##### MATERIALS PROVIDED #####

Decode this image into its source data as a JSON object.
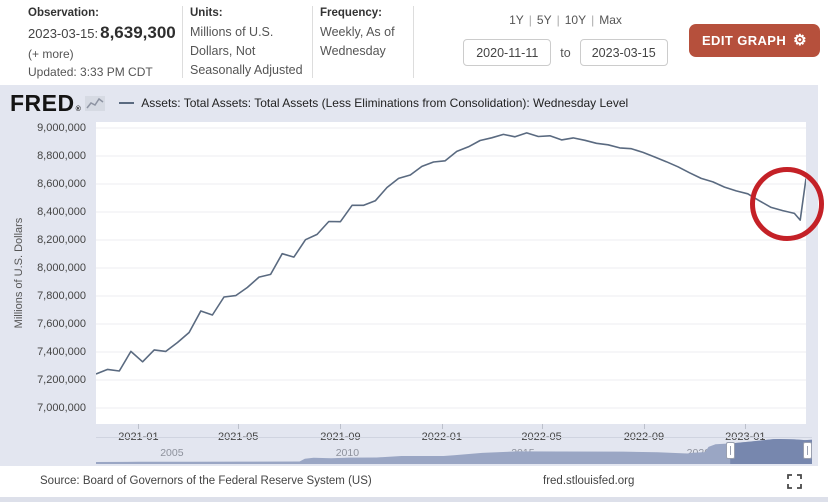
{
  "toolbar": {
    "observation": {
      "label": "Observation:",
      "date": "2023-03-15:",
      "value": "8,639,300",
      "more": "(+ more)",
      "updated": "Updated: 3:33 PM CDT"
    },
    "units": {
      "label": "Units:",
      "value": "Millions of U.S. Dollars, Not Seasonally Adjusted"
    },
    "frequency": {
      "label": "Frequency:",
      "value": "Weekly, As of Wednesday"
    },
    "range_links": [
      "1Y",
      "5Y",
      "10Y",
      "Max"
    ],
    "range_separator": "|",
    "date_range": {
      "start": "2020-11-11",
      "separator": "to",
      "end": "2023-03-15"
    },
    "edit_graph_label": "EDIT GRAPH",
    "edit_graph_color": "#b6503c"
  },
  "header": {
    "logo": "FRED",
    "logo_mark": "®",
    "legend_label": "Assets: Total Assets: Total Assets (Less Eliminations from Consolidation): Wednesday Level"
  },
  "annotation": {
    "type": "circle",
    "color": "#c42127"
  },
  "chart_data": [
    {
      "type": "line",
      "title": "Assets: Total Assets: Total Assets (Less Eliminations from Consolidation): Wednesday Level",
      "ylabel": "Millions of U.S. Dollars",
      "xlabel": "",
      "grid": "horizontal",
      "line_color": "#5a6a80",
      "x_range": [
        "2020-11-11",
        "2023-03-15"
      ],
      "ylim": [
        7000000,
        9000000
      ],
      "yticks": [
        {
          "value": 9000000,
          "label": "9,000,000"
        },
        {
          "value": 8800000,
          "label": "8,800,000"
        },
        {
          "value": 8600000,
          "label": "8,600,000"
        },
        {
          "value": 8400000,
          "label": "8,400,000"
        },
        {
          "value": 8200000,
          "label": "8,200,000"
        },
        {
          "value": 8000000,
          "label": "8,000,000"
        },
        {
          "value": 7800000,
          "label": "7,800,000"
        },
        {
          "value": 7600000,
          "label": "7,600,000"
        },
        {
          "value": 7400000,
          "label": "7,400,000"
        },
        {
          "value": 7200000,
          "label": "7,200,000"
        },
        {
          "value": 7000000,
          "label": "7,000,000"
        }
      ],
      "xticks": [
        {
          "date": "2021-01-01",
          "label": "2021-01"
        },
        {
          "date": "2021-05-01",
          "label": "2021-05"
        },
        {
          "date": "2021-09-01",
          "label": "2021-09"
        },
        {
          "date": "2022-01-01",
          "label": "2022-01"
        },
        {
          "date": "2022-05-01",
          "label": "2022-05"
        },
        {
          "date": "2022-09-01",
          "label": "2022-09"
        },
        {
          "date": "2023-01-01",
          "label": "2023-01"
        }
      ],
      "series": [
        {
          "name": "Assets: Total Assets: Total Assets (Less Eliminations from Consolidation): Wednesday Level",
          "points": [
            [
              "2020-11-11",
              7243000
            ],
            [
              "2020-11-25",
              7276000
            ],
            [
              "2020-12-09",
              7264000
            ],
            [
              "2020-12-23",
              7404000
            ],
            [
              "2021-01-06",
              7330000
            ],
            [
              "2021-01-20",
              7415000
            ],
            [
              "2021-02-03",
              7404000
            ],
            [
              "2021-02-17",
              7468000
            ],
            [
              "2021-03-03",
              7539000
            ],
            [
              "2021-03-17",
              7693000
            ],
            [
              "2021-03-31",
              7664000
            ],
            [
              "2021-04-14",
              7793000
            ],
            [
              "2021-04-28",
              7803000
            ],
            [
              "2021-05-12",
              7861000
            ],
            [
              "2021-05-26",
              7935000
            ],
            [
              "2021-06-09",
              7954000
            ],
            [
              "2021-06-23",
              8102000
            ],
            [
              "2021-07-07",
              8078000
            ],
            [
              "2021-07-21",
              8202000
            ],
            [
              "2021-08-04",
              8240000
            ],
            [
              "2021-08-18",
              8332000
            ],
            [
              "2021-09-01",
              8331000
            ],
            [
              "2021-09-15",
              8448000
            ],
            [
              "2021-09-29",
              8448000
            ],
            [
              "2021-10-13",
              8480000
            ],
            [
              "2021-10-27",
              8575000
            ],
            [
              "2021-11-10",
              8640000
            ],
            [
              "2021-11-24",
              8664000
            ],
            [
              "2021-12-08",
              8726000
            ],
            [
              "2021-12-22",
              8757000
            ],
            [
              "2022-01-05",
              8766000
            ],
            [
              "2022-01-19",
              8833000
            ],
            [
              "2022-02-02",
              8866000
            ],
            [
              "2022-02-16",
              8911000
            ],
            [
              "2022-03-02",
              8930000
            ],
            [
              "2022-03-16",
              8954000
            ],
            [
              "2022-03-30",
              8937000
            ],
            [
              "2022-04-13",
              8965000
            ],
            [
              "2022-04-27",
              8939000
            ],
            [
              "2022-05-11",
              8944000
            ],
            [
              "2022-05-25",
              8915000
            ],
            [
              "2022-06-08",
              8929000
            ],
            [
              "2022-06-22",
              8912000
            ],
            [
              "2022-07-06",
              8891000
            ],
            [
              "2022-07-20",
              8880000
            ],
            [
              "2022-08-03",
              8858000
            ],
            [
              "2022-08-17",
              8852000
            ],
            [
              "2022-08-31",
              8826000
            ],
            [
              "2022-09-14",
              8793000
            ],
            [
              "2022-09-28",
              8759000
            ],
            [
              "2022-10-12",
              8723000
            ],
            [
              "2022-10-26",
              8680000
            ],
            [
              "2022-11-09",
              8640000
            ],
            [
              "2022-11-23",
              8615000
            ],
            [
              "2022-12-07",
              8578000
            ],
            [
              "2022-12-21",
              8551000
            ],
            [
              "2023-01-04",
              8530000
            ],
            [
              "2023-01-18",
              8480000
            ],
            [
              "2023-02-01",
              8433000
            ],
            [
              "2023-02-15",
              8410000
            ],
            [
              "2023-03-01",
              8390000
            ],
            [
              "2023-03-08",
              8342000
            ],
            [
              "2023-03-15",
              8639300
            ]
          ]
        }
      ]
    },
    {
      "type": "area",
      "role": "range-selector",
      "ymax": 9300000,
      "fill_color": "#9aa6c4",
      "selected_fill_color": "#7787ae",
      "labels": [
        2005,
        2010,
        2015,
        2020
      ],
      "selection": {
        "start_year": 2020.87,
        "end_year": 2023.2
      },
      "x_years": [
        2002.8,
        2004,
        2005.5,
        2007,
        2008.6,
        2008.75,
        2009,
        2009.5,
        2010,
        2010.8,
        2011.5,
        2012.7,
        2013,
        2013.8,
        2014.8,
        2016,
        2017.8,
        2018.8,
        2019.65,
        2019.8,
        2020.15,
        2020.25,
        2020.45,
        2020.9,
        2021.5,
        2022.1,
        2022.28,
        2022.7,
        2023.0,
        2023.2
      ],
      "values": [
        730000,
        770000,
        810000,
        870000,
        905000,
        1900000,
        2250000,
        2080000,
        2280000,
        2310000,
        2850000,
        2860000,
        3100000,
        3970000,
        4500000,
        4470000,
        4450000,
        4180000,
        3760000,
        4050000,
        4240000,
        6100000,
        7100000,
        7360000,
        8100000,
        8900000,
        8960000,
        8790000,
        8550000,
        8640000
      ]
    }
  ],
  "footer": {
    "source": "Source: Board of Governors of the Federal Reserve System (US)",
    "site": "fred.stlouisfed.org"
  }
}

#####

- INSTRUCTIONS TO FOLLOW
Without the pictures, retype the whole of the material above exactly.

- RESPONSE BELOW
Decode this image into its source data as a JSON object.
{
  "toolbar": {
    "observation": {
      "label": "Observation:",
      "date": "2023-03-15:",
      "value": "8,639,300",
      "more": "(+ more)",
      "updated": "Updated: 3:33 PM CDT"
    },
    "units": {
      "label": "Units:",
      "value": "Millions of U.S. Dollars, Not Seasonally Adjusted"
    },
    "frequency": {
      "label": "Frequency:",
      "value": "Weekly, As of Wednesday"
    },
    "range_links": [
      "1Y",
      "5Y",
      "10Y",
      "Max"
    ],
    "range_separator": "|",
    "date_range": {
      "start": "2020-11-11",
      "separator": "to",
      "end": "2023-03-15"
    },
    "edit_graph_label": "EDIT GRAPH",
    "edit_graph_color": "#b6503c"
  },
  "header": {
    "logo": "FRED",
    "logo_mark": "®",
    "legend_label": "Assets: Total Assets: Total Assets (Less Eliminations from Consolidation): Wednesday Level"
  },
  "annotation": {
    "type": "circle",
    "color": "#c42127"
  },
  "chart_data": [
    {
      "type": "line",
      "title": "Assets: Total Assets: Total Assets (Less Eliminations from Consolidation): Wednesday Level",
      "ylabel": "Millions of U.S. Dollars",
      "xlabel": "",
      "grid": "horizontal",
      "line_color": "#5a6a80",
      "x_range": [
        "2020-11-11",
        "2023-03-15"
      ],
      "ylim": [
        7000000,
        9000000
      ],
      "yticks": [
        {
          "value": 9000000,
          "label": "9,000,000"
        },
        {
          "value": 8800000,
          "label": "8,800,000"
        },
        {
          "value": 8600000,
          "label": "8,600,000"
        },
        {
          "value": 8400000,
          "label": "8,400,000"
        },
        {
          "value": 8200000,
          "label": "8,200,000"
        },
        {
          "value": 8000000,
          "label": "8,000,000"
        },
        {
          "value": 7800000,
          "label": "7,800,000"
        },
        {
          "value": 7600000,
          "label": "7,600,000"
        },
        {
          "value": 7400000,
          "label": "7,400,000"
        },
        {
          "value": 7200000,
          "label": "7,200,000"
        },
        {
          "value": 7000000,
          "label": "7,000,000"
        }
      ],
      "xticks": [
        {
          "date": "2021-01-01",
          "label": "2021-01"
        },
        {
          "date": "2021-05-01",
          "label": "2021-05"
        },
        {
          "date": "2021-09-01",
          "label": "2021-09"
        },
        {
          "date": "2022-01-01",
          "label": "2022-01"
        },
        {
          "date": "2022-05-01",
          "label": "2022-05"
        },
        {
          "date": "2022-09-01",
          "label": "2022-09"
        },
        {
          "date": "2023-01-01",
          "label": "2023-01"
        }
      ],
      "series": [
        {
          "name": "Assets: Total Assets: Total Assets (Less Eliminations from Consolidation): Wednesday Level",
          "points": [
            [
              "2020-11-11",
              7243000
            ],
            [
              "2020-11-25",
              7276000
            ],
            [
              "2020-12-09",
              7264000
            ],
            [
              "2020-12-23",
              7404000
            ],
            [
              "2021-01-06",
              7330000
            ],
            [
              "2021-01-20",
              7415000
            ],
            [
              "2021-02-03",
              7404000
            ],
            [
              "2021-02-17",
              7468000
            ],
            [
              "2021-03-03",
              7539000
            ],
            [
              "2021-03-17",
              7693000
            ],
            [
              "2021-03-31",
              7664000
            ],
            [
              "2021-04-14",
              7793000
            ],
            [
              "2021-04-28",
              7803000
            ],
            [
              "2021-05-12",
              7861000
            ],
            [
              "2021-05-26",
              7935000
            ],
            [
              "2021-06-09",
              7954000
            ],
            [
              "2021-06-23",
              8102000
            ],
            [
              "2021-07-07",
              8078000
            ],
            [
              "2021-07-21",
              8202000
            ],
            [
              "2021-08-04",
              8240000
            ],
            [
              "2021-08-18",
              8332000
            ],
            [
              "2021-09-01",
              8331000
            ],
            [
              "2021-09-15",
              8448000
            ],
            [
              "2021-09-29",
              8448000
            ],
            [
              "2021-10-13",
              8480000
            ],
            [
              "2021-10-27",
              8575000
            ],
            [
              "2021-11-10",
              8640000
            ],
            [
              "2021-11-24",
              8664000
            ],
            [
              "2021-12-08",
              8726000
            ],
            [
              "2021-12-22",
              8757000
            ],
            [
              "2022-01-05",
              8766000
            ],
            [
              "2022-01-19",
              8833000
            ],
            [
              "2022-02-02",
              8866000
            ],
            [
              "2022-02-16",
              8911000
            ],
            [
              "2022-03-02",
              8930000
            ],
            [
              "2022-03-16",
              8954000
            ],
            [
              "2022-03-30",
              8937000
            ],
            [
              "2022-04-13",
              8965000
            ],
            [
              "2022-04-27",
              8939000
            ],
            [
              "2022-05-11",
              8944000
            ],
            [
              "2022-05-25",
              8915000
            ],
            [
              "2022-06-08",
              8929000
            ],
            [
              "2022-06-22",
              8912000
            ],
            [
              "2022-07-06",
              8891000
            ],
            [
              "2022-07-20",
              8880000
            ],
            [
              "2022-08-03",
              8858000
            ],
            [
              "2022-08-17",
              8852000
            ],
            [
              "2022-08-31",
              8826000
            ],
            [
              "2022-09-14",
              8793000
            ],
            [
              "2022-09-28",
              8759000
            ],
            [
              "2022-10-12",
              8723000
            ],
            [
              "2022-10-26",
              8680000
            ],
            [
              "2022-11-09",
              8640000
            ],
            [
              "2022-11-23",
              8615000
            ],
            [
              "2022-12-07",
              8578000
            ],
            [
              "2022-12-21",
              8551000
            ],
            [
              "2023-01-04",
              8530000
            ],
            [
              "2023-01-18",
              8480000
            ],
            [
              "2023-02-01",
              8433000
            ],
            [
              "2023-02-15",
              8410000
            ],
            [
              "2023-03-01",
              8390000
            ],
            [
              "2023-03-08",
              8342000
            ],
            [
              "2023-03-15",
              8639300
            ]
          ]
        }
      ]
    },
    {
      "type": "area",
      "role": "range-selector",
      "ymax": 9300000,
      "fill_color": "#9aa6c4",
      "selected_fill_color": "#7787ae",
      "labels": [
        2005,
        2010,
        2015,
        2020
      ],
      "selection": {
        "start_year": 2020.87,
        "end_year": 2023.2
      },
      "x_years": [
        2002.8,
        2004,
        2005.5,
        2007,
        2008.6,
        2008.75,
        2009,
        2009.5,
        2010,
        2010.8,
        2011.5,
        2012.7,
        2013,
        2013.8,
        2014.8,
        2016,
        2017.8,
        2018.8,
        2019.65,
        2019.8,
        2020.15,
        2020.25,
        2020.45,
        2020.9,
        2021.5,
        2022.1,
        2022.28,
        2022.7,
        2023.0,
        2023.2
      ],
      "values": [
        730000,
        770000,
        810000,
        870000,
        905000,
        1900000,
        2250000,
        2080000,
        2280000,
        2310000,
        2850000,
        2860000,
        3100000,
        3970000,
        4500000,
        4470000,
        4450000,
        4180000,
        3760000,
        4050000,
        4240000,
        6100000,
        7100000,
        7360000,
        8100000,
        8900000,
        8960000,
        8790000,
        8550000,
        8640000
      ]
    }
  ],
  "footer": {
    "source": "Source: Board of Governors of the Federal Reserve System (US)",
    "site": "fred.stlouisfed.org"
  }
}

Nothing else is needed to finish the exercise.